### Exercise aim
Output all entries verbatim. Skip pictures.
BEGIN Given records
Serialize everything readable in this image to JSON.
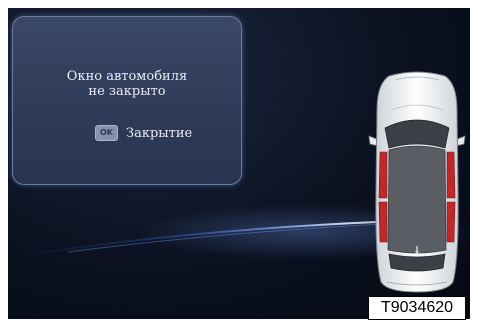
{
  "dialog": {
    "message_line1": "Окно автомобиля",
    "message_line2": "не закрыто",
    "ok_key_label": "OK",
    "action_label": "Закрытие"
  },
  "figure_code": "T9034620",
  "colors": {
    "screen_bg": "#0b1120",
    "dialog_bg": "#2e3a57",
    "open_window_indicator": "#c0282b",
    "text": "#e8ecf5"
  },
  "icons": {
    "ok_key": "ok-key-icon",
    "vehicle": "car-top-view-icon"
  },
  "vehicle_status": {
    "open_windows": [
      "front-left",
      "front-right",
      "rear-left",
      "rear-right"
    ]
  }
}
END Given records
### Answer in full
Serialize everything readable in this image to JSON.
{
  "dialog": {
    "message_line1": "Окно автомобиля",
    "message_line2": "не закрыто",
    "ok_key_label": "OK",
    "action_label": "Закрытие"
  },
  "figure_code": "T9034620",
  "colors": {
    "screen_bg": "#0b1120",
    "dialog_bg": "#2e3a57",
    "open_window_indicator": "#c0282b",
    "text": "#e8ecf5"
  },
  "icons": {
    "ok_key": "ok-key-icon",
    "vehicle": "car-top-view-icon"
  },
  "vehicle_status": {
    "open_windows": [
      "front-left",
      "front-right",
      "rear-left",
      "rear-right"
    ]
  }
}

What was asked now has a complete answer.